Goal — Single out each line with the word "good" and copy it.

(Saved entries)
------------

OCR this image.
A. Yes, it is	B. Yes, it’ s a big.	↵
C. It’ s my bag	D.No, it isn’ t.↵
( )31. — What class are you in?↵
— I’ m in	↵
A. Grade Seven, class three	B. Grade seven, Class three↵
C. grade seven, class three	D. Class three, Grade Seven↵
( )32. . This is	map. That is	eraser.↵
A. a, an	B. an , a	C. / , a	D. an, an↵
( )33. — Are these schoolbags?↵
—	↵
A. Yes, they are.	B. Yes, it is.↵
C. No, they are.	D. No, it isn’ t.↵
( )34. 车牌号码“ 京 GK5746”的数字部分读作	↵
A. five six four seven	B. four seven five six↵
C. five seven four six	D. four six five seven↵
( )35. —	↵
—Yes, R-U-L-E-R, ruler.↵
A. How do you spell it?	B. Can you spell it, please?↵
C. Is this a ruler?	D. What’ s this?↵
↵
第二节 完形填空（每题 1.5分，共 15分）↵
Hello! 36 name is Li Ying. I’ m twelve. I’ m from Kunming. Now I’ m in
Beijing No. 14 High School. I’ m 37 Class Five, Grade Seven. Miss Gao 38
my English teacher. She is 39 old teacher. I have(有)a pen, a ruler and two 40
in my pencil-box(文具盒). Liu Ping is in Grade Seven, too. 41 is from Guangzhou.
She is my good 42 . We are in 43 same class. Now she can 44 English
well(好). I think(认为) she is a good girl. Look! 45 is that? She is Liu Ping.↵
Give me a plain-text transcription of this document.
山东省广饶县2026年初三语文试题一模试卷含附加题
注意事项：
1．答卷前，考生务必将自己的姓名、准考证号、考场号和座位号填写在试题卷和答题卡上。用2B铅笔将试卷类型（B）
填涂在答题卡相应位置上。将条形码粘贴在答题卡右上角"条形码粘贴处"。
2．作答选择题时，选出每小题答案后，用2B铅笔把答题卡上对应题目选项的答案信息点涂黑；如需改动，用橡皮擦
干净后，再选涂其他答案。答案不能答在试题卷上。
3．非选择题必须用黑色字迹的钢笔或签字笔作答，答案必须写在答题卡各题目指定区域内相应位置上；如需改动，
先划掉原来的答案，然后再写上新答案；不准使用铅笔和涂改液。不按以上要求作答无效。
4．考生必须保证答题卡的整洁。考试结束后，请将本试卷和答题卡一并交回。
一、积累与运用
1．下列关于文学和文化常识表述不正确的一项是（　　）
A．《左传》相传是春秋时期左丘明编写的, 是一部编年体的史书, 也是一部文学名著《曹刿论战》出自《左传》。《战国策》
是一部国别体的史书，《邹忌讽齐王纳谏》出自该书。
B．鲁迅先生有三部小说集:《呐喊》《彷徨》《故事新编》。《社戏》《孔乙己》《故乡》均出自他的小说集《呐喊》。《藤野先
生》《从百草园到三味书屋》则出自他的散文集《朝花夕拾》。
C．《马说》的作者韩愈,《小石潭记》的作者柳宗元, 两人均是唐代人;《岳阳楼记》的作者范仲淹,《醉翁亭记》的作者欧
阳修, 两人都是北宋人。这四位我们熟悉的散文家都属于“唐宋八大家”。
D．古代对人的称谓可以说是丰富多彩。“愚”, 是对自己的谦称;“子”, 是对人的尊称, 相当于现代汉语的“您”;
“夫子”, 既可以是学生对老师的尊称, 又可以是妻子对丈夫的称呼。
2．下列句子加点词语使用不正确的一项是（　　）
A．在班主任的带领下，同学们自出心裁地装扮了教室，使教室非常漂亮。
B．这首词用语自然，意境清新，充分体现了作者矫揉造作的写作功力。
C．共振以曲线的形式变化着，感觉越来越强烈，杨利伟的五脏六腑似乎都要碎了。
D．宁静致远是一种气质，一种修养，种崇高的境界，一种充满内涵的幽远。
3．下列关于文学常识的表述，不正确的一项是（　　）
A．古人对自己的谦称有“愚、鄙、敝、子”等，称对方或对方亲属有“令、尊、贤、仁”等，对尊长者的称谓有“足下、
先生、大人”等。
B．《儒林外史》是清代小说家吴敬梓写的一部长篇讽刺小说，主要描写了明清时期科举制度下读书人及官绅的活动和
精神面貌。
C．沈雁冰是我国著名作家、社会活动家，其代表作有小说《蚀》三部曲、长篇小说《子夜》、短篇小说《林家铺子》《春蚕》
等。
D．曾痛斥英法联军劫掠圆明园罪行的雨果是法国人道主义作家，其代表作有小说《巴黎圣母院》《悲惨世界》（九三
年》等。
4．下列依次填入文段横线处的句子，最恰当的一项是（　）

------------

Problem solution —
She is my good 42 . We are in 43 same class. Now she can 44 English
well(好). I think(认为) she is a good girl. Look! 45 is that? She is Liu Ping.↵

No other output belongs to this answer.